_Problem to work on_:
Spot every line with the word "name" and return it.

Figure content listings:
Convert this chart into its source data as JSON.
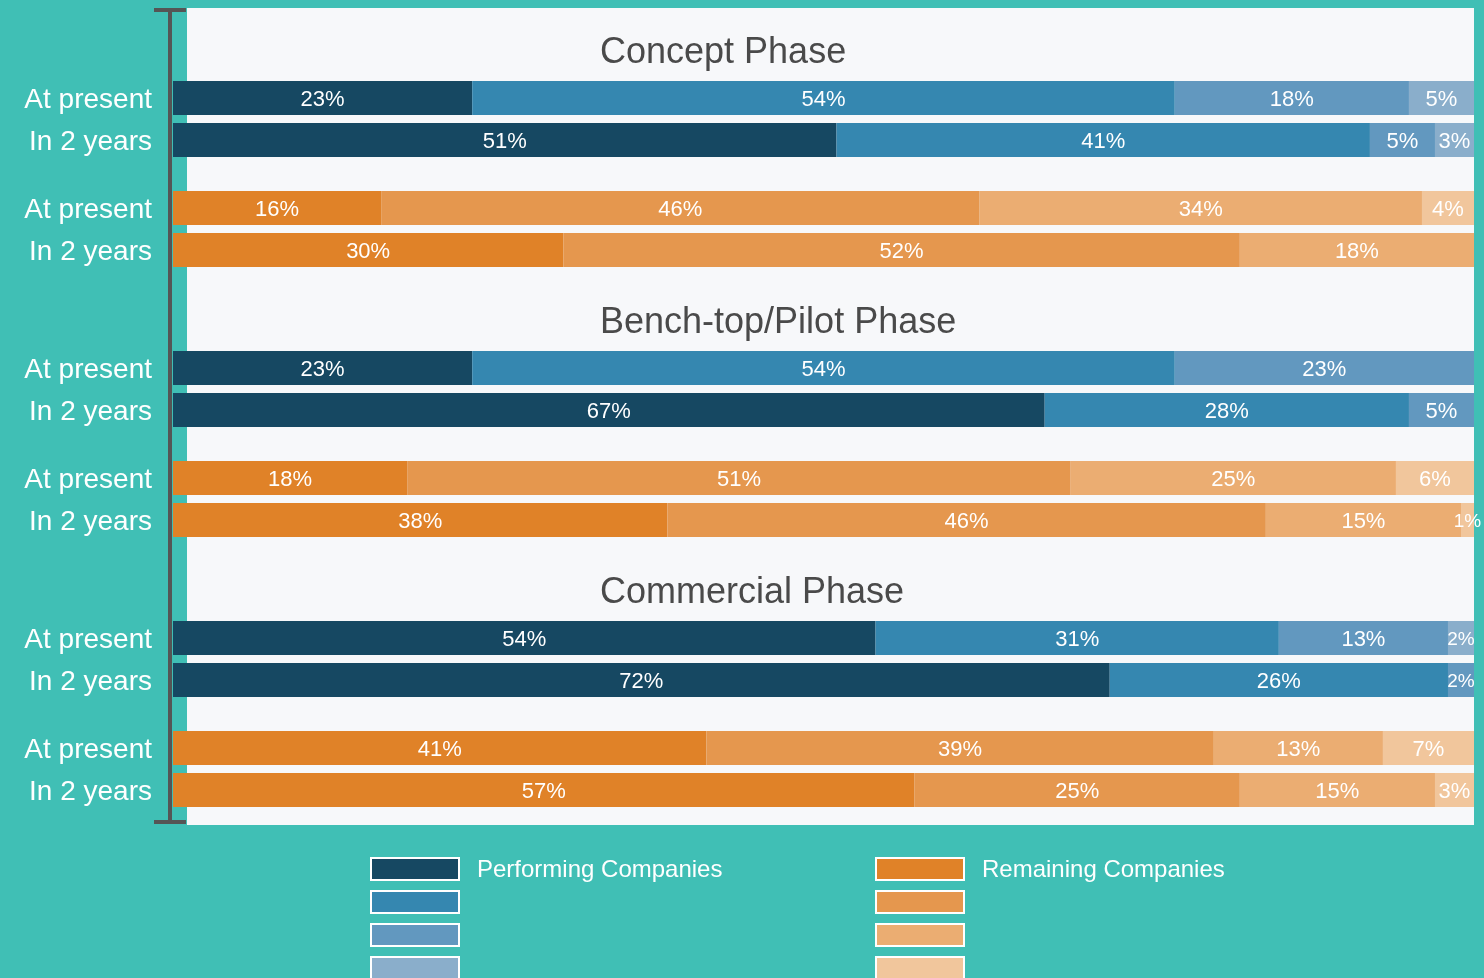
{
  "chart_data": [
    {
      "type": "bar",
      "orientation": "horizontal",
      "stacked": true,
      "title": "Concept Phase",
      "categories": [
        "At present",
        "In 2 years",
        "At present",
        "In 2 years"
      ],
      "xlim": [
        0,
        100
      ],
      "tick_labels": "y",
      "series": [
        {
          "color": "#164862",
          "values": [
            23,
            51,
            null,
            null
          ],
          "value_labels": [
            "23%",
            "51%",
            null,
            null
          ]
        },
        {
          "color": "#3587b0",
          "values": [
            54,
            41,
            null,
            null
          ],
          "value_labels": [
            "54%",
            "41%",
            null,
            null
          ]
        },
        {
          "color": "#6298bf",
          "values": [
            18,
            5,
            null,
            null
          ],
          "value_labels": [
            "18%",
            "5%",
            null,
            null
          ]
        },
        {
          "color": "#8aaecb",
          "values": [
            5,
            3,
            null,
            null
          ],
          "value_labels": [
            "5%",
            "3%",
            null,
            null
          ]
        },
        {
          "color": "#e08228",
          "values": [
            null,
            null,
            16,
            30
          ],
          "value_labels": [
            null,
            null,
            "16%",
            "30%"
          ]
        },
        {
          "color": "#e5974e",
          "values": [
            null,
            null,
            46,
            52
          ],
          "value_labels": [
            null,
            null,
            "46%",
            "52%"
          ]
        },
        {
          "color": "#ebad72",
          "values": [
            null,
            null,
            34,
            18
          ],
          "value_labels": [
            null,
            null,
            "34%",
            "18%"
          ]
        },
        {
          "color": "#f1c69c",
          "values": [
            null,
            null,
            4,
            null
          ],
          "value_labels": [
            null,
            null,
            "4%",
            null
          ]
        }
      ]
    },
    {
      "type": "bar",
      "orientation": "horizontal",
      "stacked": true,
      "title": "Bench-top/Pilot Phase",
      "categories": [
        "At present",
        "In 2 years",
        "At present",
        "In 2 years"
      ],
      "xlim": [
        0,
        100
      ],
      "tick_labels": "y",
      "series": [
        {
          "color": "#164862",
          "values": [
            23,
            67,
            null,
            null
          ],
          "value_labels": [
            "23%",
            "67%",
            null,
            null
          ]
        },
        {
          "color": "#3587b0",
          "values": [
            54,
            28,
            null,
            null
          ],
          "value_labels": [
            "54%",
            "28%",
            null,
            null
          ]
        },
        {
          "color": "#6298bf",
          "values": [
            23,
            5,
            null,
            null
          ],
          "value_labels": [
            "23%",
            "5%",
            null,
            null
          ]
        },
        {
          "color": "#e08228",
          "values": [
            null,
            null,
            18,
            38
          ],
          "value_labels": [
            null,
            null,
            "18%",
            "38%"
          ]
        },
        {
          "color": "#e5974e",
          "values": [
            null,
            null,
            51,
            46
          ],
          "value_labels": [
            null,
            null,
            "51%",
            "46%"
          ]
        },
        {
          "color": "#ebad72",
          "values": [
            null,
            null,
            25,
            15
          ],
          "value_labels": [
            null,
            null,
            "25%",
            "15%"
          ]
        },
        {
          "color": "#f1c69c",
          "values": [
            null,
            null,
            6,
            1
          ],
          "value_labels": [
            null,
            null,
            "6%",
            "1%"
          ]
        }
      ]
    },
    {
      "type": "bar",
      "orientation": "horizontal",
      "stacked": true,
      "title": "Commercial Phase",
      "categories": [
        "At present",
        "In 2 years",
        "At present",
        "In 2 years"
      ],
      "xlim": [
        0,
        100
      ],
      "tick_labels": "y",
      "legend": "bottom",
      "series": [
        {
          "name": "Performing Companies",
          "color": "#164862",
          "values": [
            54,
            72,
            null,
            null
          ],
          "value_labels": [
            "54%",
            "72%",
            null,
            null
          ]
        },
        {
          "color": "#3587b0",
          "values": [
            31,
            26,
            null,
            null
          ],
          "value_labels": [
            "31%",
            "26%",
            null,
            null
          ]
        },
        {
          "color": "#6298bf",
          "values": [
            13,
            2,
            null,
            null
          ],
          "value_labels": [
            "13%",
            "2%",
            null,
            null
          ]
        },
        {
          "color": "#8aaecb",
          "values": [
            2,
            null,
            null,
            null
          ],
          "value_labels": [
            "2%",
            null,
            null,
            null
          ]
        },
        {
          "name": "Remaining Companies",
          "color": "#e08228",
          "values": [
            null,
            null,
            41,
            57
          ],
          "value_labels": [
            null,
            null,
            "41%",
            "57%"
          ]
        },
        {
          "color": "#e5974e",
          "values": [
            null,
            null,
            39,
            25
          ],
          "value_labels": [
            null,
            null,
            "39%",
            "25%"
          ]
        },
        {
          "color": "#ebad72",
          "values": [
            null,
            null,
            13,
            15
          ],
          "value_labels": [
            null,
            null,
            "13%",
            "15%"
          ]
        },
        {
          "color": "#f1c69c",
          "values": [
            null,
            null,
            7,
            3
          ],
          "value_labels": [
            null,
            null,
            "7%",
            "3%"
          ]
        }
      ]
    }
  ]
}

_Finished exercise_:
          "name": "Performing Companies",
          "name": "Remaining Companies",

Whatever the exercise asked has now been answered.